▸ **Required work**: From the entries below, gather each line containing the word "könen".

──────── Input

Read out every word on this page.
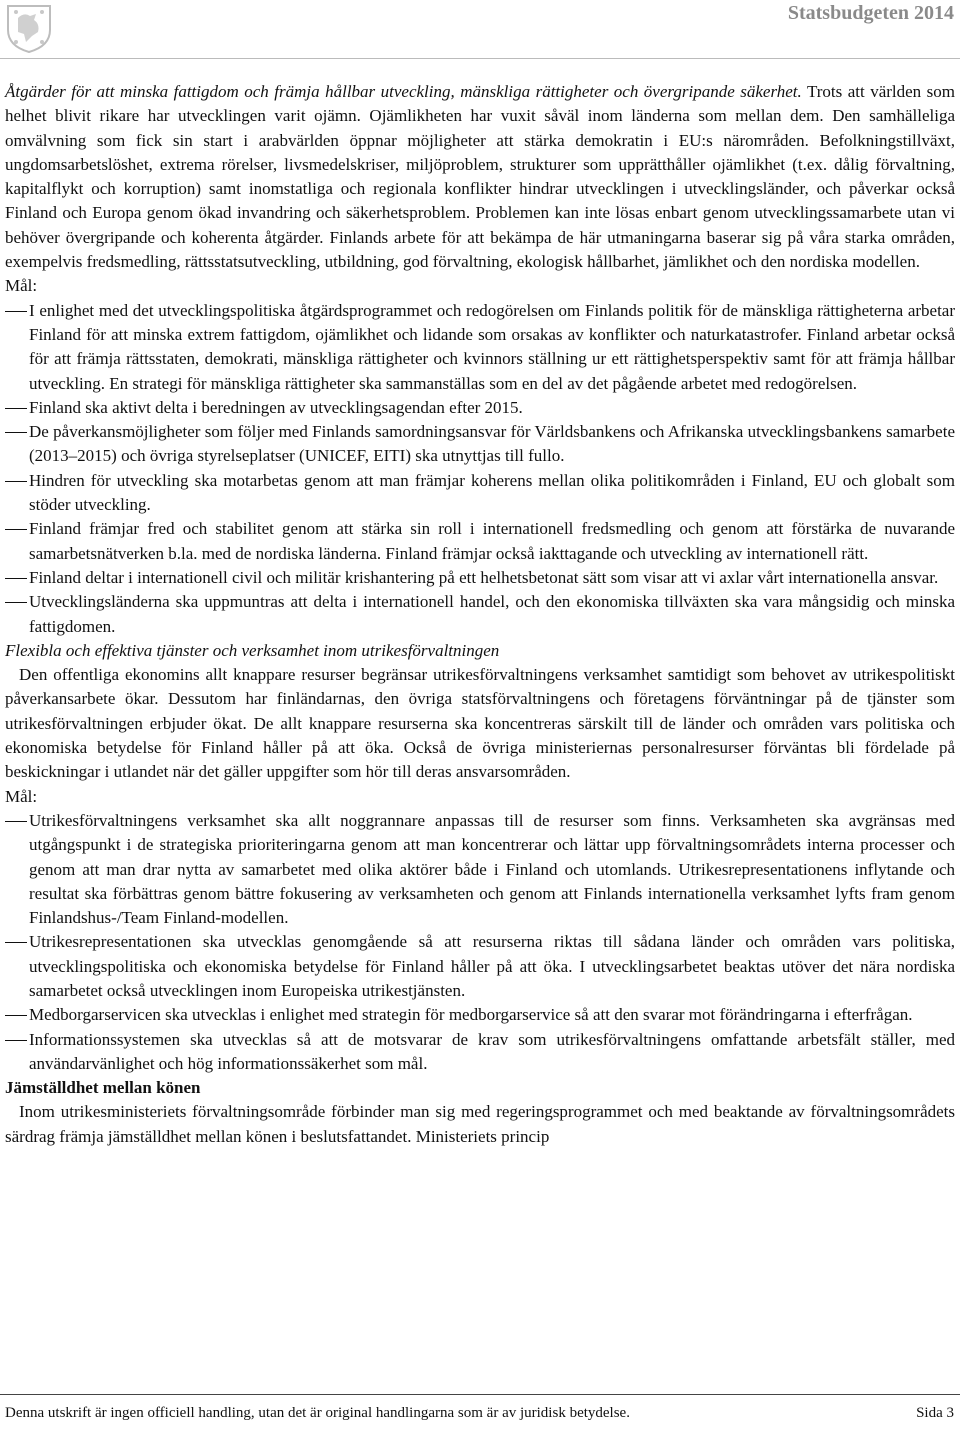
Statsbudgeten 2014

Åtgärder för att minska fattigdom och främja hållbar utveckling, mänskliga rättigheter och övergripande säkerhet. Trots att världen som helhet blivit rikare har utvecklingen varit ojämn. Ojämlikheten har vuxit såväl inom länderna som mellan dem. Den samhälleliga omvälvning som fick sin start i arabvärlden öppnar möjligheter att stärka demokratin i EU:s närområden. Befolkningstillväxt, ungdomsarbetslöshet, extrema rörelser, livsmedelskriser, miljöproblem, strukturer som upprätthåller ojämlikhet (t.ex. dålig förvaltning, kapitalflykt och korruption) samt inomstatliga och regionala konflikter hindrar utvecklingen i utvecklingsländer, och påverkar också Finland och Europa genom ökad invandring och säkerhetsproblem. Problemen kan inte lösas enbart genom utvecklingssamarbete utan vi behöver övergripande och koherenta åtgärder. Finlands arbete för att bekämpa de här utmaningarna baserar sig på våra starka områden, exempelvis fredsmedling, rättsstatsutveckling, utbildning, god förvaltning, ekologisk hållbarhet, jämlikhet och den nordiska modellen.

Mål:

I enlighet med det utvecklingspolitiska åtgärdsprogrammet och redogörelsen om Finlands politik för de mänskliga rättigheterna arbetar Finland för att minska extrem fattigdom, ojämlikhet och lidande som orsakas av konflikter och naturkatastrofer. Finland arbetar också för att främja rättsstaten, demokrati, mänskliga rättigheter och kvinnors ställning ur ett rättighetsperspektiv samt för att främja hållbar utveckling. En strategi för mänskliga rättigheter ska sammanställas som en del av det pågående arbetet med redogörelsen.
Finland ska aktivt delta i beredningen av utvecklingsagendan efter 2015.
De påverkansmöjligheter som följer med Finlands samordningsansvar för Världsbankens och Afrikanska utvecklingsbankens samarbete (2013–2015) och övriga styrelseplatser (UNICEF, EITI) ska utnyttjas till fullo.
Hindren för utveckling ska motarbetas genom att man främjar koherens mellan olika politikområden i Finland, EU och globalt som stöder utveckling.
Finland främjar fred och stabilitet genom att stärka sin roll i internationell fredsmedling och genom att förstärka de nuvarande samarbetsnätverken b.la. med de nordiska länderna. Finland främjar också iakttagande och utveckling av internationell rätt.
Finland deltar i internationell civil och militär krishantering på ett helhetsbetonat sätt som visar att vi axlar vårt internationella ansvar.
Utvecklingsländerna ska uppmuntras att delta i internationell handel, och den ekonomiska tillväxten ska vara mångsidig och minska fattigdomen.

Flexibla och effektiva tjänster och verksamhet inom utrikesförvaltningen

Den offentliga ekonomins allt knappare resurser begränsar utrikesförvaltningens verksamhet samtidigt som behovet av utrikespolitiskt påverkansarbete ökar. Dessutom har finländarnas, den övriga statsförvaltningens och företagens förväntningar på de tjänster som utrikesförvaltningen erbjuder ökat. De allt knappare resurserna ska koncentreras särskilt till de länder och områden vars politiska och ekonomiska betydelse för Finland håller på att öka. Också de övriga ministeriernas personalresurser förväntas bli fördelade på beskickningar i utlandet när det gäller uppgifter som hör till deras ansvarsområden.

Mål:

Utrikesförvaltningens verksamhet ska allt noggrannare anpassas till de resurser som finns. Verksamheten ska avgränsas med utgångspunkt i de strategiska prioriteringarna genom att man koncentrerar och lättar upp förvaltningsområdets interna processer och genom att man drar nytta av samarbetet med olika aktörer både i Finland och utomlands. Utrikesrepresentationens inflytande och resultat ska förbättras genom bättre fokusering av verksamheten och genom att Finlands internationella verksamhet lyfts fram genom Finlandshus-/Team Finland-modellen.
Utrikesrepresentationen ska utvecklas genomgående så att resurserna riktas till sådana länder och områden vars politiska, utvecklingspolitiska och ekonomiska betydelse för Finland håller på att öka. I utvecklingsarbetet beaktas utöver det nära nordiska samarbetet också utvecklingen inom Europeiska utrikestjänsten.
Medborgarservicen ska utvecklas i enlighet med strategin för medborgarservice så att den svarar mot förändringarna i efterfrågan.
Informationssystemen ska utvecklas så att de motsvarar de krav som utrikesförvaltningens omfattande arbetsfält ställer, med användarvänlighet och hög informationssäkerhet som mål.

Jämställdhet mellan könen

Inom utrikesministeriets förvaltningsområde förbinder man sig med regeringsprogrammet och med beaktande av förvaltningsområdets särdrag främja jämställdhet mellan könen i beslutsfattandet. Ministeriets princip

Denna utskrift är ingen officiell handling, utan det är original handlingarna som är av juridisk betydelse.	Sida 3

────────────────

▸ **Answer to the exercise**:
Jämställdhet mellan könen
Inom utrikesministeriets förvaltningsområde förbinder man sig med regeringsprogrammet och med beaktande av förvaltningsområdets särdrag främja jämställdhet mellan könen i beslutsfattandet. Ministeriets princip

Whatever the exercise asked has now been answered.